# [Requirements]
Please return, word for word and unchanged, the lines from the line containing "Patent image size: (1033, 825)." through the line containing "The first vortex generator 132 is", both of those lines included.

# [Records shown]
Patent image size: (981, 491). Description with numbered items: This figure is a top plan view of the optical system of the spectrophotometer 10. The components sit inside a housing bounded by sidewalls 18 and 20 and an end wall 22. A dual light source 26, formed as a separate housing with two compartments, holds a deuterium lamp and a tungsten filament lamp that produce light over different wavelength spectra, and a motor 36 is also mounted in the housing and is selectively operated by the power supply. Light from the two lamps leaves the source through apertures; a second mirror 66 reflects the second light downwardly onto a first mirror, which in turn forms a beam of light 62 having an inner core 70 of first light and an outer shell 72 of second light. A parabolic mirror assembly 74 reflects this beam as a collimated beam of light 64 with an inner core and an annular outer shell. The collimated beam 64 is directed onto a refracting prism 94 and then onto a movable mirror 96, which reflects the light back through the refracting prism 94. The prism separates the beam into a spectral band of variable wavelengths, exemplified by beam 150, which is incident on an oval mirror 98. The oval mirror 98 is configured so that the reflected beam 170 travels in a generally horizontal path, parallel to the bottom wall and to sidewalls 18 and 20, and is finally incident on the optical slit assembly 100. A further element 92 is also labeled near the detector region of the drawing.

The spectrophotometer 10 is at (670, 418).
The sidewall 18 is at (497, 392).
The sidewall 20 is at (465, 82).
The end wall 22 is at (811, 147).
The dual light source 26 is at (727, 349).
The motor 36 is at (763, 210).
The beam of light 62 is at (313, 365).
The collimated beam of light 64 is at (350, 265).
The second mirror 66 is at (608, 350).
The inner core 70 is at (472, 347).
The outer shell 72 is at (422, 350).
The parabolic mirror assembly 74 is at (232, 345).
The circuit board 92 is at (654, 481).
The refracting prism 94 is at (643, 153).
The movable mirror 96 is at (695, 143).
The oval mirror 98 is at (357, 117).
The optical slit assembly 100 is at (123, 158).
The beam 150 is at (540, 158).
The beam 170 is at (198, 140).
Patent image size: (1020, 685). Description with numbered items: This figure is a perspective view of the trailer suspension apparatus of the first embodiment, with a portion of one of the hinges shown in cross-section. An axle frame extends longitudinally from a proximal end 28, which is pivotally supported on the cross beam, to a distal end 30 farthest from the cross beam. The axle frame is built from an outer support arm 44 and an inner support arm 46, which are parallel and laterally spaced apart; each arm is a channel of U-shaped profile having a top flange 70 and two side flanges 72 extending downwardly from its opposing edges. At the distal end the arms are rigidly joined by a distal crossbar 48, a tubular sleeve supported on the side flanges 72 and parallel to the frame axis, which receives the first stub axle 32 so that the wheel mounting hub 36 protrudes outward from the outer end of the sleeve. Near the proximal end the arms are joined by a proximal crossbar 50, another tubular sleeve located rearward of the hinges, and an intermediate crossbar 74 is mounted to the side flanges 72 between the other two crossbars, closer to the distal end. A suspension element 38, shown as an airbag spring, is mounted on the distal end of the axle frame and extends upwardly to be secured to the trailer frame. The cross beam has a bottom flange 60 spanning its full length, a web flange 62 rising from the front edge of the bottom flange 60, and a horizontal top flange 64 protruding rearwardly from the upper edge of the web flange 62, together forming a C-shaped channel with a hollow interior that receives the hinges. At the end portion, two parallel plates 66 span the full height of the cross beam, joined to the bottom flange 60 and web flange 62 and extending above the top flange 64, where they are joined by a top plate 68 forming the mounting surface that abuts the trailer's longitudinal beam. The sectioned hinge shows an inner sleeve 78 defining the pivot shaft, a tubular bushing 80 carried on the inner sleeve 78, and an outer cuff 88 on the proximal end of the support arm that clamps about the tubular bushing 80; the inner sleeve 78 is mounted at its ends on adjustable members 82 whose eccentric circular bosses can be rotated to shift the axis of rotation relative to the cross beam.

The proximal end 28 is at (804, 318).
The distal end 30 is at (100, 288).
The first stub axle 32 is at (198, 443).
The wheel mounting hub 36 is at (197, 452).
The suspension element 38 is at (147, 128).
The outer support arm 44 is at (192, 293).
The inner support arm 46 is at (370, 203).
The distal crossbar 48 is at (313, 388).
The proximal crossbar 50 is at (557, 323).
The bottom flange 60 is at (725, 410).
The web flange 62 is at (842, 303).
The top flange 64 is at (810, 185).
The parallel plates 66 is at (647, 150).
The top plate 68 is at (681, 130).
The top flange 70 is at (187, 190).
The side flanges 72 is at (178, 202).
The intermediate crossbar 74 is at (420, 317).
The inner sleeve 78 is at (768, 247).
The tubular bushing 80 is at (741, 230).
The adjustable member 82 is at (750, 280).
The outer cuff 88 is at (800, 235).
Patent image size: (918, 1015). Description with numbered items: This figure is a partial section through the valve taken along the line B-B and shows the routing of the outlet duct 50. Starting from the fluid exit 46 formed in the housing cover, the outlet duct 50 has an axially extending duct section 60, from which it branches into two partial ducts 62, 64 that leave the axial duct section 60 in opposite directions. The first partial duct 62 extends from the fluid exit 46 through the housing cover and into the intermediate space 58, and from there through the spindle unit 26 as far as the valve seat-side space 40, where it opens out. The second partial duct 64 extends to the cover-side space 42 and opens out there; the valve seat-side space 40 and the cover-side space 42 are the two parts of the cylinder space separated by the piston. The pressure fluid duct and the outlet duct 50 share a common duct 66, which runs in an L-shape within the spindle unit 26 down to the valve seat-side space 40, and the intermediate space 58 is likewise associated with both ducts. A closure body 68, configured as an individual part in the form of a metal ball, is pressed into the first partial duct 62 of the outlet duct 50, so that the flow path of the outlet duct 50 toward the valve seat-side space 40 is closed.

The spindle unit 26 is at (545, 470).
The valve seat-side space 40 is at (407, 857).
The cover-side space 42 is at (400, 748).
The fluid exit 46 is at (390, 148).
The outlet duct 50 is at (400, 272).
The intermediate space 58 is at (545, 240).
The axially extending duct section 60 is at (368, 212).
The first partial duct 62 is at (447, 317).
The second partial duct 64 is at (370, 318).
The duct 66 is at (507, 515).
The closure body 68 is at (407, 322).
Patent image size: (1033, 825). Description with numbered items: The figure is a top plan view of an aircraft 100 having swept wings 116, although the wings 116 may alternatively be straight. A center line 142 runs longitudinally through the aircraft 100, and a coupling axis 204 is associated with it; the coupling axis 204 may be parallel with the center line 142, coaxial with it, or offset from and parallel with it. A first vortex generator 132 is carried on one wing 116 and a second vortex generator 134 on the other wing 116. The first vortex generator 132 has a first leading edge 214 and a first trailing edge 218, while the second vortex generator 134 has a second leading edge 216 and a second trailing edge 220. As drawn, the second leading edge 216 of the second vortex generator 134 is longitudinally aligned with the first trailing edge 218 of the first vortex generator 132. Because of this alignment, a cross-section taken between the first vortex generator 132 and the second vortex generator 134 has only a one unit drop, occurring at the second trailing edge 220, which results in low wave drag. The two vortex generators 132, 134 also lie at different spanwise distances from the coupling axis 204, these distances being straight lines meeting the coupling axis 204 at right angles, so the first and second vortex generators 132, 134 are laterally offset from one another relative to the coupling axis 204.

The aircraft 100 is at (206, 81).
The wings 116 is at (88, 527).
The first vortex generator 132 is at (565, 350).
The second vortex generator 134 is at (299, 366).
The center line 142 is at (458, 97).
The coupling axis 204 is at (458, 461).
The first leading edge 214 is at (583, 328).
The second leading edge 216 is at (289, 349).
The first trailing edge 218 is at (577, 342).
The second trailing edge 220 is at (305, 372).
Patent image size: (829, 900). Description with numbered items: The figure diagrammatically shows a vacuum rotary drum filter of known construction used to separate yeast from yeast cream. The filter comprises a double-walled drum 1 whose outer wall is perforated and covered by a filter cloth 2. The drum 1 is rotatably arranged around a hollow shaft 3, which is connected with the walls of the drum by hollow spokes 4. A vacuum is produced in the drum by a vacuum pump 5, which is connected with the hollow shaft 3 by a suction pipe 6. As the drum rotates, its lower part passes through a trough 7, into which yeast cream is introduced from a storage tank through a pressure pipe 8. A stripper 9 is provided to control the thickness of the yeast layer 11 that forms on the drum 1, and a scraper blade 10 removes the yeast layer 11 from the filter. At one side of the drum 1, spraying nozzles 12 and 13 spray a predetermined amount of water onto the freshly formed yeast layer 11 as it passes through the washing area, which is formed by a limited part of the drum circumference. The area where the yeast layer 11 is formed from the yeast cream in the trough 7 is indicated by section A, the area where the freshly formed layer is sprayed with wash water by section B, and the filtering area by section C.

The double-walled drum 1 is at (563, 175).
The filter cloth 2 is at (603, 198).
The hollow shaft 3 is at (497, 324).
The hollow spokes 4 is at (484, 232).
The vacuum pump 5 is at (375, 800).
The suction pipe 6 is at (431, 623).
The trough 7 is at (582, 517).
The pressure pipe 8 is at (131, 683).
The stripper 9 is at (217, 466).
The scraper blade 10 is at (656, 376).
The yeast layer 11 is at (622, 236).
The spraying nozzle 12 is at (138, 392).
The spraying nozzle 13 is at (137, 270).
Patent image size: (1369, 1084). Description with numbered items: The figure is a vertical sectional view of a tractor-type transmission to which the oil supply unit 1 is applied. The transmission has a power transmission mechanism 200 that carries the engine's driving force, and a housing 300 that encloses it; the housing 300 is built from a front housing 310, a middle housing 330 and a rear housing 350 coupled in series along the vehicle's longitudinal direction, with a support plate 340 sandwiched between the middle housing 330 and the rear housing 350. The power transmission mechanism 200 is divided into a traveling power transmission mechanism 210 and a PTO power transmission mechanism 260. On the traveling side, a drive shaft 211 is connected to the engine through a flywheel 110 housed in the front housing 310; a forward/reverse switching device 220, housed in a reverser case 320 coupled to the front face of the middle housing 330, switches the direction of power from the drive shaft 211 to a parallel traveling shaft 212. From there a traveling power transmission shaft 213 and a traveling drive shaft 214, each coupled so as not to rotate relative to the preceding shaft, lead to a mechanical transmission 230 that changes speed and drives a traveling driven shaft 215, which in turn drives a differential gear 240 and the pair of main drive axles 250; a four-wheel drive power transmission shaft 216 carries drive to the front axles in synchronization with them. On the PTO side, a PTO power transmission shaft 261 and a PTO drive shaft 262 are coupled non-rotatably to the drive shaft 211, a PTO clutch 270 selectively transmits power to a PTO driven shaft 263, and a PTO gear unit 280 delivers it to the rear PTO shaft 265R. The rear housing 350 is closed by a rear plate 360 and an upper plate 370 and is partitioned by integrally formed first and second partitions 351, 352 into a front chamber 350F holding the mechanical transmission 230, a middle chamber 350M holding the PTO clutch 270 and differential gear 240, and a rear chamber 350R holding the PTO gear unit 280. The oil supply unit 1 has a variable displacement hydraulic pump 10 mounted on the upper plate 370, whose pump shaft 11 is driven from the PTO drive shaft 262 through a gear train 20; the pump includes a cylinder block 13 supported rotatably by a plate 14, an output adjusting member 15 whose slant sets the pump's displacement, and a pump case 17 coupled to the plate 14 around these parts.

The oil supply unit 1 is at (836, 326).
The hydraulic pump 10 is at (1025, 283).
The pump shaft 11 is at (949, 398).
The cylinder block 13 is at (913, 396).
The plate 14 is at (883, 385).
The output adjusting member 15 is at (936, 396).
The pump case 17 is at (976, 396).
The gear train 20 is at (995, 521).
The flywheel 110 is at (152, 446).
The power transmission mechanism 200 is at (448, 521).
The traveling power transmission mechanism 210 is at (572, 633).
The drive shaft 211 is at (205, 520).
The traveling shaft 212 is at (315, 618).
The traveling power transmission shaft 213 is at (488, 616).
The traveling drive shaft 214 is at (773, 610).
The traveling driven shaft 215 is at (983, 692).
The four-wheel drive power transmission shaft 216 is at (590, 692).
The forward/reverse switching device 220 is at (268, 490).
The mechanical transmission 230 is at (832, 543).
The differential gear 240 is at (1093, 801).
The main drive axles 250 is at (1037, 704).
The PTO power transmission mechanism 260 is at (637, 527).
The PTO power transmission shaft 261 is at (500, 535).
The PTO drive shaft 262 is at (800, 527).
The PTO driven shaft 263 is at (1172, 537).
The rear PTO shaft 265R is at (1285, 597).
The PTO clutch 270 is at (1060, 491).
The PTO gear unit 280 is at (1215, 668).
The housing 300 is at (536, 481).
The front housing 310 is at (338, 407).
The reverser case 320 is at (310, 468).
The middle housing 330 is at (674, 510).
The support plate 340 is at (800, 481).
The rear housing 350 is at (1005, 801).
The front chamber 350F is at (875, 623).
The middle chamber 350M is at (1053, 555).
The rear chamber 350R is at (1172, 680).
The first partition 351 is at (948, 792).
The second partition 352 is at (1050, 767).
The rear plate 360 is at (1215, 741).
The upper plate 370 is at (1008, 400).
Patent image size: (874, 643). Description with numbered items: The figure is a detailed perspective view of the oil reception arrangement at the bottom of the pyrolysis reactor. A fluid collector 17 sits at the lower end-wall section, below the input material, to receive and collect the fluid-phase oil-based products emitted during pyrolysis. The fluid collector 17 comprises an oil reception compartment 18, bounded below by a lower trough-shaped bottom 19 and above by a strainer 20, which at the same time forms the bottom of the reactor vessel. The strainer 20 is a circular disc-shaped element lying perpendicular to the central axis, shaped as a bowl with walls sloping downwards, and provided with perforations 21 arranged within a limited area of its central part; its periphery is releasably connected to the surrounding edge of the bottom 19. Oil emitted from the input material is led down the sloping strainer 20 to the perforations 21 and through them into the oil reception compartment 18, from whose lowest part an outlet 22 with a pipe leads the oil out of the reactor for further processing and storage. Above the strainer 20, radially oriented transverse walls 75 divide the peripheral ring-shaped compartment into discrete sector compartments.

# [Complete answer]
Patent image size: (1033, 825). Description with numbered items: The figure is a top plan view of an aircraft 100 having swept wings 116, although the wings 116 may alternatively be straight. A center line 142 runs longitudinally through the aircraft 100, and a coupling axis 204 is associated with it; the coupling axis 204 may be parallel with the center line 142, coaxial with it, or offset from and parallel with it. A first vortex generator 132 is carried on one wing 116 and a second vortex generator 134 on the other wing 116. The first vortex generator 132 has a first leading edge 214 and a first trailing edge 218, while the second vortex generator 134 has a second leading edge 216 and a second trailing edge 220. As drawn, the second leading edge 216 of the second vortex generator 134 is longitudinally aligned with the first trailing edge 218 of the first vortex generator 132. Because of this alignment, a cross-section taken between the first vortex generator 132 and the second vortex generator 134 has only a one unit drop, occurring at the second trailing edge 220, which results in low wave drag. The two vortex generators 132, 134 also lie at different spanwise distances from the coupling axis 204, these distances being straight lines meeting the coupling axis 204 at right angles, so the first and second vortex generators 132, 134 are laterally offset from one another relative to the coupling axis 204.

The aircraft 100 is at (206, 81).
The wings 116 is at (88, 527).
The first vortex generator 132 is at (565, 350).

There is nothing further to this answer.